## Task to carry out
Each line that holds the string "describing" counts once; say how many such lines there are and add nothing.

## Material shown
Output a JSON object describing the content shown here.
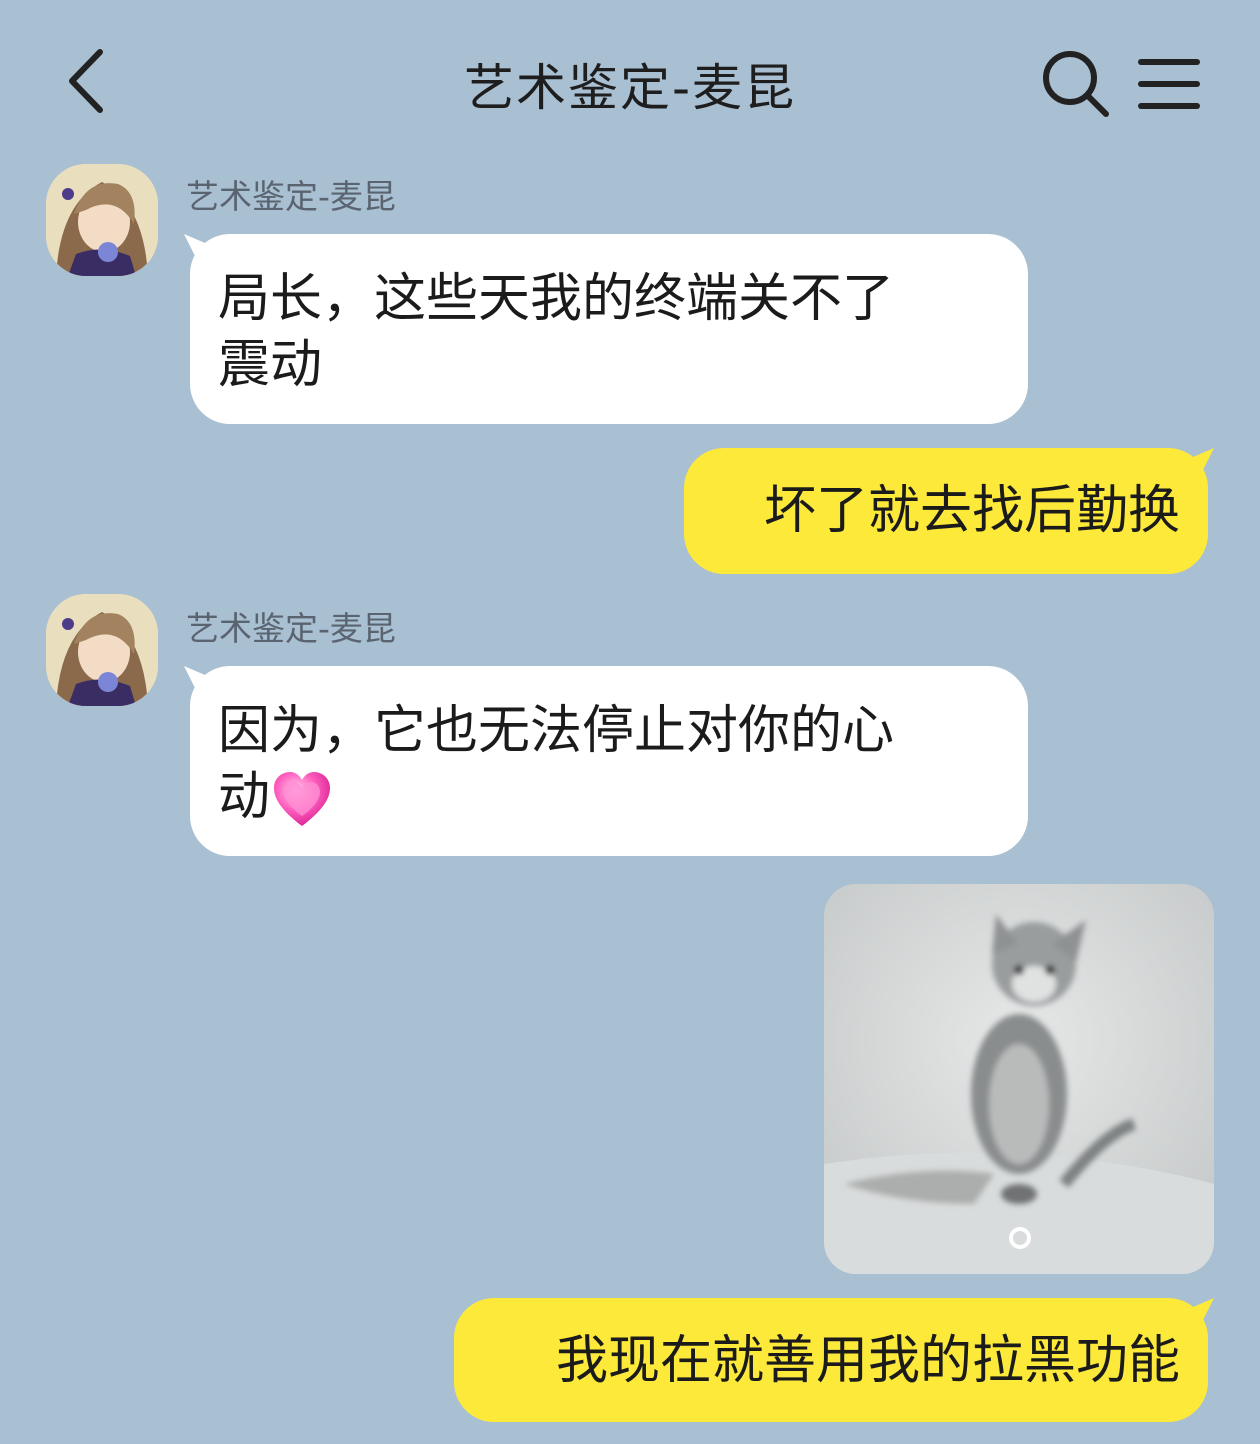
{
  "header": {
    "title": "艺术鉴定-麦昆",
    "icons": [
      "back-chevron-icon",
      "search-icon",
      "menu-icon"
    ]
  },
  "messages": [
    {
      "side": "left",
      "sender": "艺术鉴定-麦昆",
      "lines": [
        "局长，这些天我的终端关不了",
        "震动"
      ]
    },
    {
      "side": "right",
      "text": "坏了就去找后勤换"
    },
    {
      "side": "left",
      "sender": "艺术鉴定-麦昆",
      "lines": [
        "因为，它也无法停止对你的心",
        "动"
      ],
      "emoji": "pink-heart-icon"
    },
    {
      "side": "right",
      "type": "image",
      "image_icon": "cat-photo"
    },
    {
      "side": "right",
      "text": "我现在就善用我的拉黑功能"
    }
  ],
  "colors": {
    "background": "#a9bfd2",
    "incoming_bubble": "#ffffff",
    "outgoing_bubble": "#fde93a"
  }
}
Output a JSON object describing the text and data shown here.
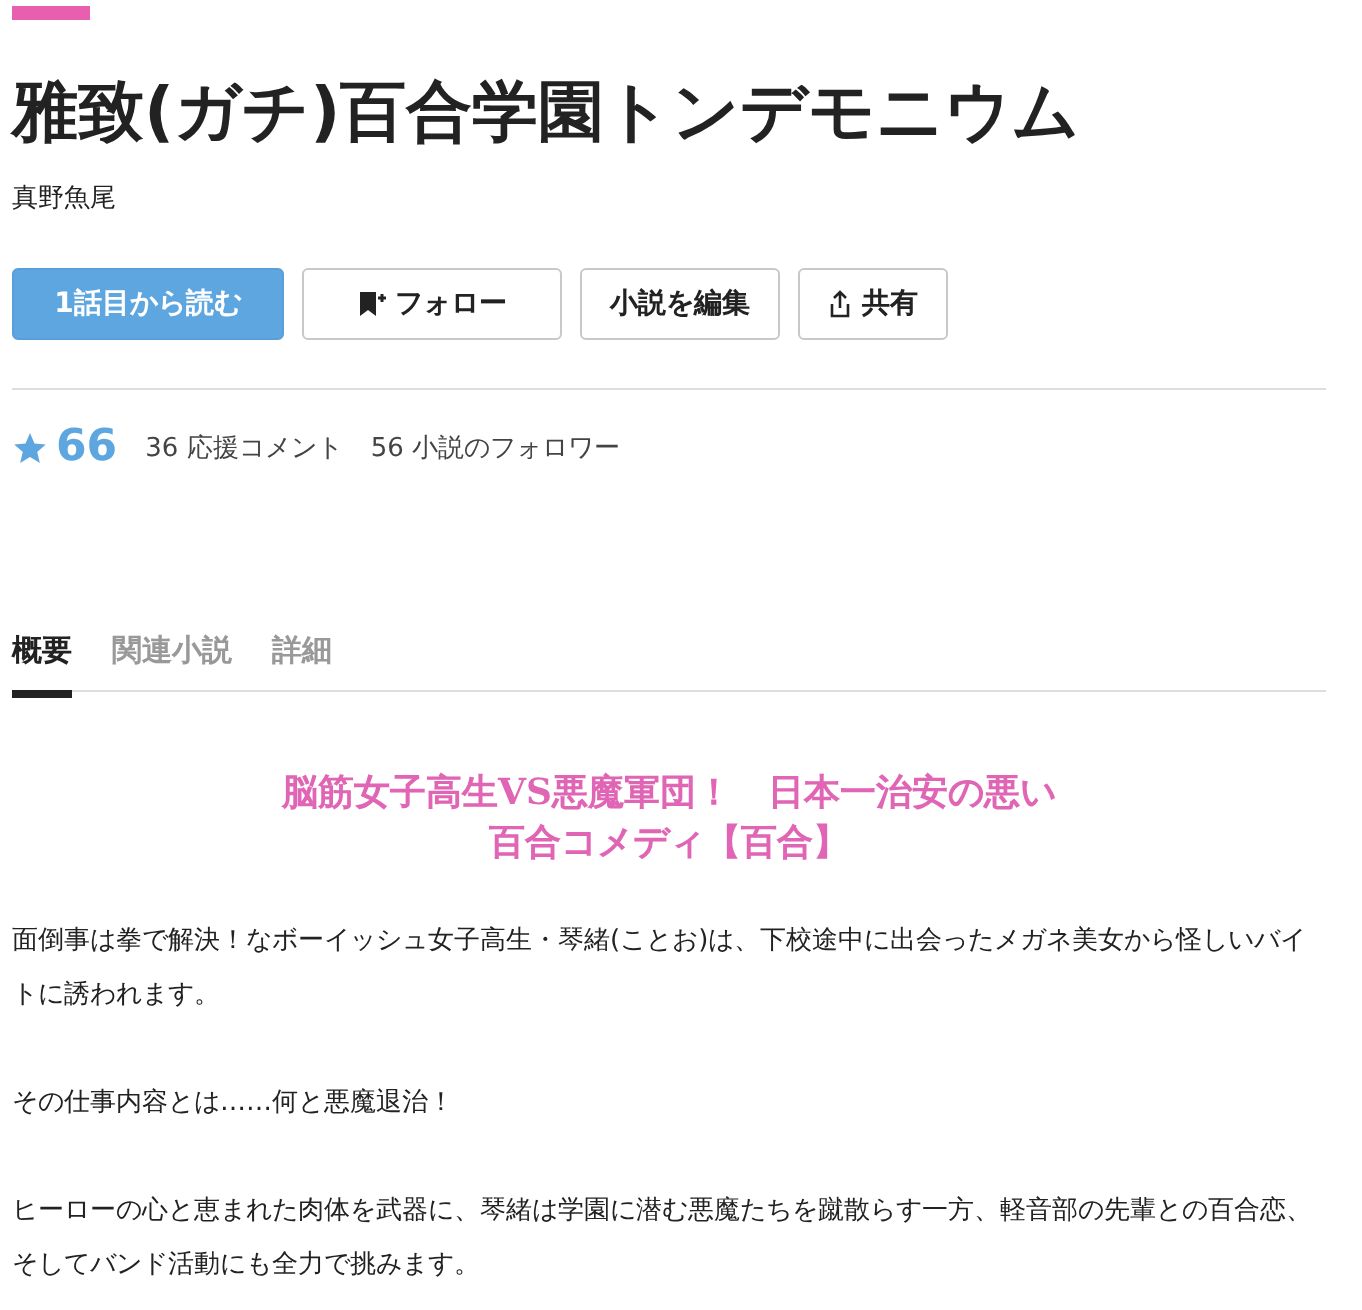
{
  "title": "雅致(ガチ)百合学園トンデモニウム",
  "author": "真野魚尾",
  "buttons": [
    {
      "kind": "primary",
      "label": "1話目から読む"
    },
    {
      "kind": "follow",
      "label": "フォロー"
    },
    {
      "kind": "plain",
      "label": "小説を編集"
    },
    {
      "kind": "share",
      "label": "共有"
    }
  ],
  "stats": {
    "stars": "66",
    "comments": "36 応援コメント",
    "followers": "56 小説のフォロワー"
  },
  "tabs": [
    {
      "label": "概要",
      "selected": true
    },
    {
      "label": "関連小説",
      "selected": false
    },
    {
      "label": "詳細",
      "selected": false
    }
  ],
  "catchphrase": [
    "脳筋女子高生VS悪魔軍団！　日本一治安の悪い",
    "百合コメディ【百合】"
  ],
  "paragraphs": [
    "面倒事は拳で解決！なボーイッシュ女子高生・琴緒(ことお)は、下校途中に出会ったメガネ美女から怪しいバイトに誘われます。",
    "その仕事内容とは……何と悪魔退治！",
    "ヒーローの心と恵まれた肉体を武器に、琴緒は学園に潜む悪魔たちを蹴散らす一方、軽音部の先輩との百合恋、そしてバンド活動にも全力で挑みます。"
  ]
}
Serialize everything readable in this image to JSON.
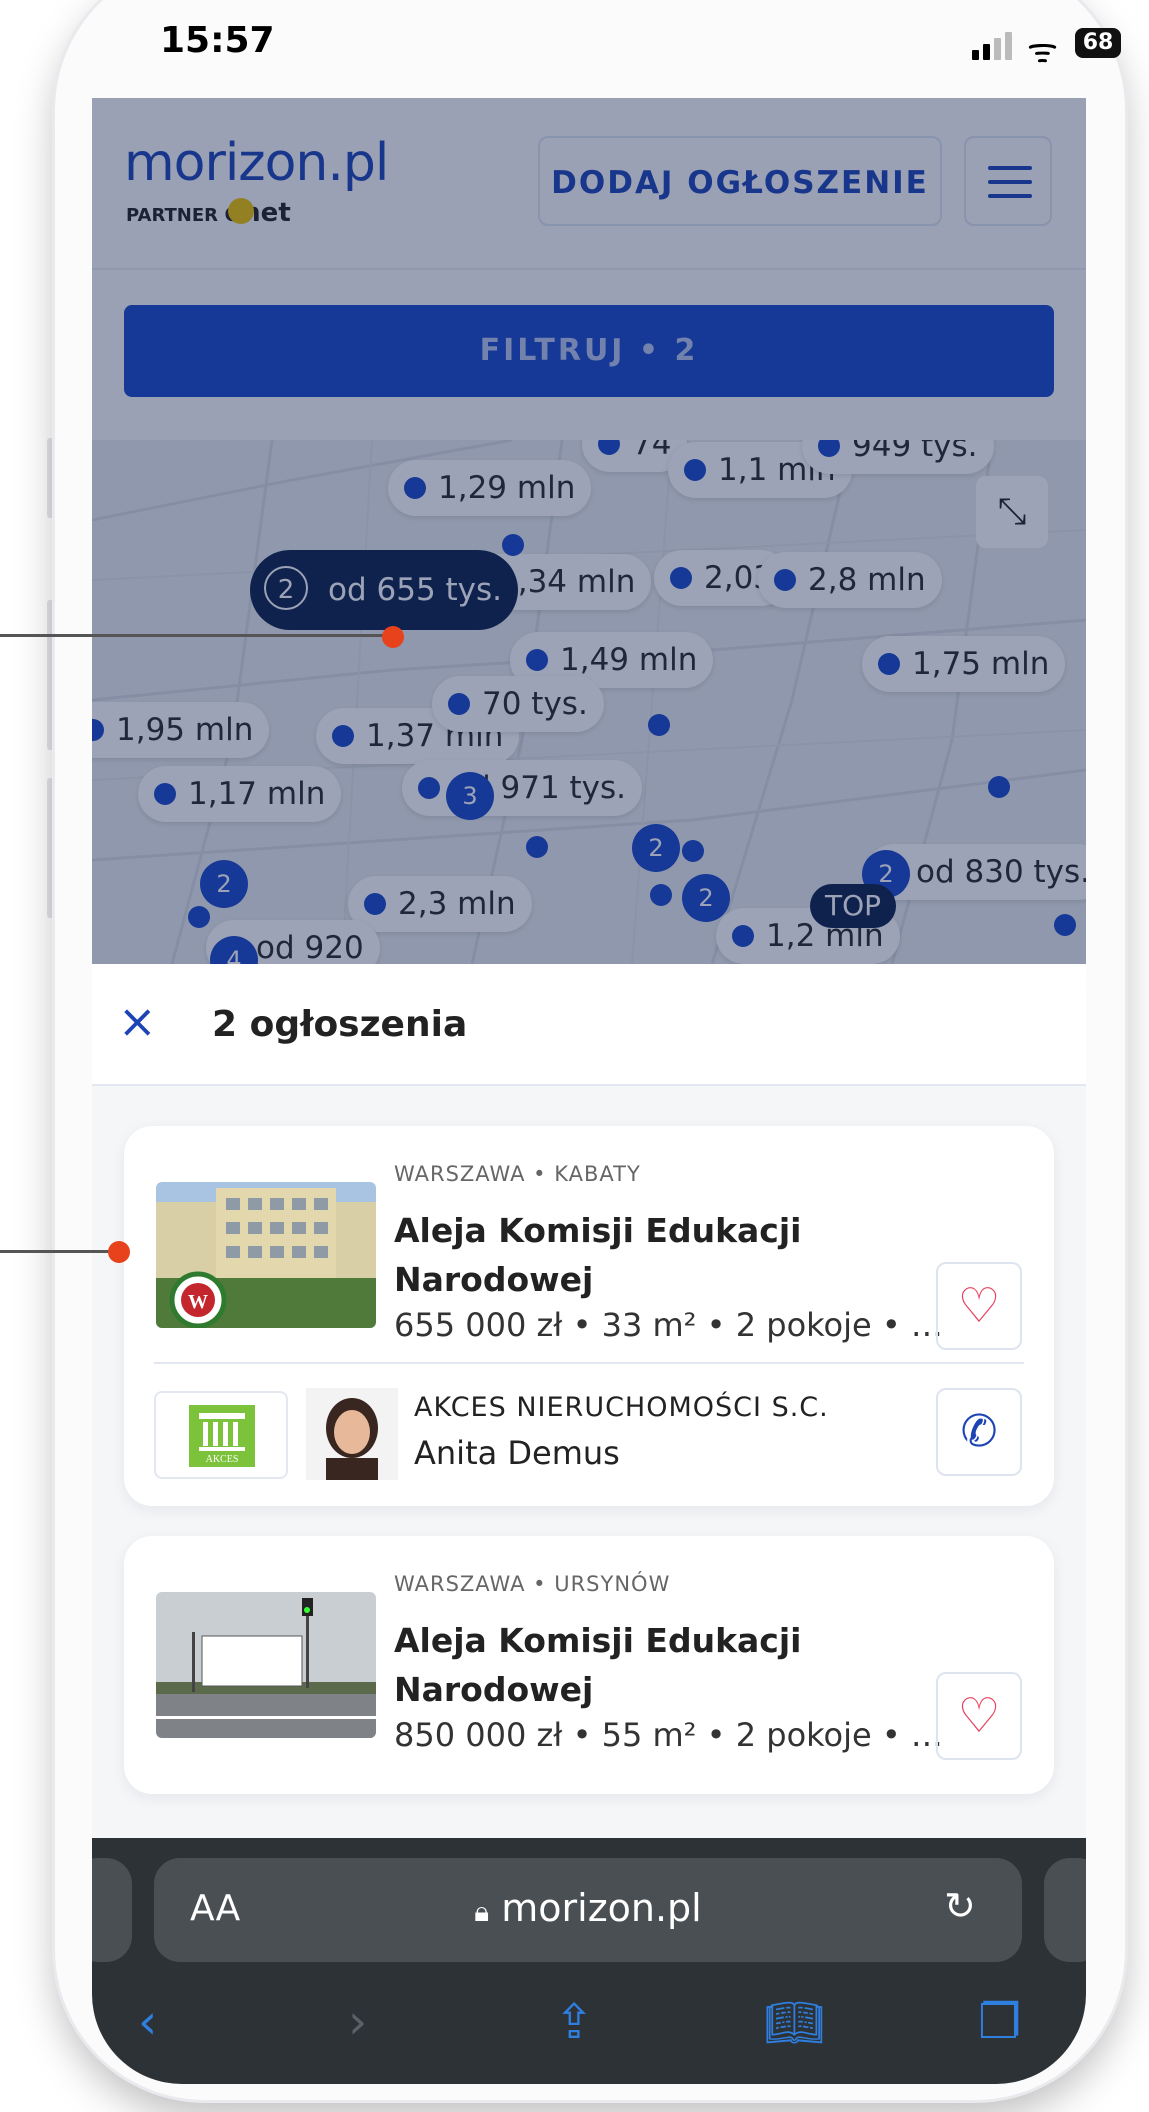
{
  "status_bar": {
    "time": "15:57",
    "battery": "68"
  },
  "header": {
    "logo": "morizon.pl",
    "partner_label": "PARTNER",
    "partner_brand": "onet",
    "add_button": "DODAJ OGŁOSZENIE"
  },
  "filter": {
    "label": "FILTRUJ • 2"
  },
  "map": {
    "selected_pin": {
      "count": "2",
      "label": "od 655 tys."
    },
    "pins": [
      "74",
      "1,1 mln",
      "949 tys.",
      "1,29 mln",
      "1,34 mln",
      "2,03",
      "2,8 mln",
      "1,49 mln",
      "1,75 mln",
      "1,95 mln",
      "1,37 mln",
      "70 tys.",
      "od 971 tys.",
      "1,17 mln",
      "od 830 tys.",
      "2,3 mln",
      "od 920",
      "1,2 mln"
    ],
    "cluster_counts": [
      "3",
      "2",
      "2",
      "2",
      "2",
      "4"
    ],
    "top_badge": "TOP"
  },
  "sheet": {
    "close_icon": "×",
    "title": "2 ogłoszenia"
  },
  "listings": [
    {
      "location": "WARSZAWA • KABATY",
      "title": "Aleja Komisji Edukacji Narodowej",
      "meta": "655 000 zł • 33 m² • 2 pokoje • …",
      "agency": "AKCES NIERUCHOMOŚCI S.C.",
      "agent": "Anita Demus",
      "agency_logo_text": "AKCES"
    },
    {
      "location": "WARSZAWA • URSYNÓW",
      "title": "Aleja Komisji Edukacji Narodowej",
      "meta": "850 000 zł • 55 m² • 2 pokoje • …"
    }
  ],
  "browser": {
    "aa": "AA",
    "url": "morizon.pl"
  },
  "colors": {
    "brand_blue": "#1947c9",
    "heart": "#e8405c",
    "annotation_red": "#e8421c"
  }
}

## Result
2